▶ **What is required**
Output the full material exactly as it appears here.

━━━ Rows ━━━

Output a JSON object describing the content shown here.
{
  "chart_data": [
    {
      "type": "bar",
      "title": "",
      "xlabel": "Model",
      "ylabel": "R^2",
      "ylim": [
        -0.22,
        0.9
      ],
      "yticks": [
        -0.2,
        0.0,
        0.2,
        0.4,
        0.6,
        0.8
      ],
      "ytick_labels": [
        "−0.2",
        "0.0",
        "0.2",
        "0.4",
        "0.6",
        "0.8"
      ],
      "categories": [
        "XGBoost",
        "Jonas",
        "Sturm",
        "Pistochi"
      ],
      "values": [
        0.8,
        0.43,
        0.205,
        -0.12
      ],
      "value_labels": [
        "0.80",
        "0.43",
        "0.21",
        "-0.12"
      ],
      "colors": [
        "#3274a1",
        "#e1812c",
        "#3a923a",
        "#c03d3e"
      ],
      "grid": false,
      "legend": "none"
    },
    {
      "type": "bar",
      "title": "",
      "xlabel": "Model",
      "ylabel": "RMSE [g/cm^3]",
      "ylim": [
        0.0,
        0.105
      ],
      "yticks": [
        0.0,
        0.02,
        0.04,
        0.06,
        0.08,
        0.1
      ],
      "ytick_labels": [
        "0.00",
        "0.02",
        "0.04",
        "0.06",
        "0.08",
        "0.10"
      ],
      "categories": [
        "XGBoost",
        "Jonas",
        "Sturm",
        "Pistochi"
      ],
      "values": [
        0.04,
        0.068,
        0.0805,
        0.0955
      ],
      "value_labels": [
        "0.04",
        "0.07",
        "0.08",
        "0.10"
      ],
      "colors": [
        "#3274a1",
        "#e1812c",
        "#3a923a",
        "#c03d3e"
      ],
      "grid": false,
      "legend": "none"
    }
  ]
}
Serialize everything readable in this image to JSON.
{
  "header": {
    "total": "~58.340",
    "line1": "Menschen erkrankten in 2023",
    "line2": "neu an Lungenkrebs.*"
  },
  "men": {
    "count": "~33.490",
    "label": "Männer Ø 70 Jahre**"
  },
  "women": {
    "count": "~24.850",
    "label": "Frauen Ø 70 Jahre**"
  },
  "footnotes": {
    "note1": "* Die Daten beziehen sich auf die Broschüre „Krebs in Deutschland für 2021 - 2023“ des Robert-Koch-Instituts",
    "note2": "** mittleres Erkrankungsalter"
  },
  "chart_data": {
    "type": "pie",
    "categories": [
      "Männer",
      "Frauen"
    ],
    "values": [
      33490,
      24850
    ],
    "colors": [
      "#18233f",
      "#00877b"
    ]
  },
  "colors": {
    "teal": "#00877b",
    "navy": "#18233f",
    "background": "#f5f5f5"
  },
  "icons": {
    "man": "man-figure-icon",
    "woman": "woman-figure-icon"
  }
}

━━━

▶ **Answer in full**
Output a JSON object describing the content shown here.
{
  "chart_data": [
    {
      "type": "bar",
      "title": "",
      "xlabel": "Model",
      "ylabel": "R^2",
      "ylim": [
        -0.22,
        0.9
      ],
      "yticks": [
        -0.2,
        0.0,
        0.2,
        0.4,
        0.6,
        0.8
      ],
      "ytick_labels": [
        "−0.2",
        "0.0",
        "0.2",
        "0.4",
        "0.6",
        "0.8"
      ],
      "categories": [
        "XGBoost",
        "Jonas",
        "Sturm",
        "Pistochi"
      ],
      "values": [
        0.8,
        0.43,
        0.205,
        -0.12
      ],
      "value_labels": [
        "0.80",
        "0.43",
        "0.21",
        "-0.12"
      ],
      "colors": [
        "#3274a1",
        "#e1812c",
        "#3a923a",
        "#c03d3e"
      ],
      "grid": false,
      "legend": "none"
    },
    {
      "type": "bar",
      "title": "",
      "xlabel": "Model",
      "ylabel": "RMSE [g/cm^3]",
      "ylim": [
        0.0,
        0.105
      ],
      "yticks": [
        0.0,
        0.02,
        0.04,
        0.06,
        0.08,
        0.1
      ],
      "ytick_labels": [
        "0.00",
        "0.02",
        "0.04",
        "0.06",
        "0.08",
        "0.10"
      ],
      "categories": [
        "XGBoost",
        "Jonas",
        "Sturm",
        "Pistochi"
      ],
      "values": [
        0.04,
        0.068,
        0.0805,
        0.0955
      ],
      "value_labels": [
        "0.04",
        "0.07",
        "0.08",
        "0.10"
      ],
      "colors": [
        "#3274a1",
        "#e1812c",
        "#3a923a",
        "#c03d3e"
      ],
      "grid": false,
      "legend": "none"
    }
  ]
}
Serialize everything readable in this image to JSON.
{
  "header": {
    "total": "~58.340",
    "line1": "Menschen erkrankten in 2023",
    "line2": "neu an Lungenkrebs.*"
  },
  "men": {
    "count": "~33.490",
    "label": "Männer Ø 70 Jahre**"
  },
  "women": {
    "count": "~24.850",
    "label": "Frauen Ø 70 Jahre**"
  },
  "footnotes": {
    "note1": "* Die Daten beziehen sich auf die Broschüre „Krebs in Deutschland für 2021 - 2023“ des Robert-Koch-Instituts",
    "note2": "** mittleres Erkrankungsalter"
  },
  "chart_data": {
    "type": "pie",
    "categories": [
      "Männer",
      "Frauen"
    ],
    "values": [
      33490,
      24850
    ],
    "colors": [
      "#18233f",
      "#00877b"
    ]
  },
  "colors": {
    "teal": "#00877b",
    "navy": "#18233f",
    "background": "#f5f5f5"
  },
  "icons": {
    "man": "man-figure-icon",
    "woman": "woman-figure-icon"
  }
}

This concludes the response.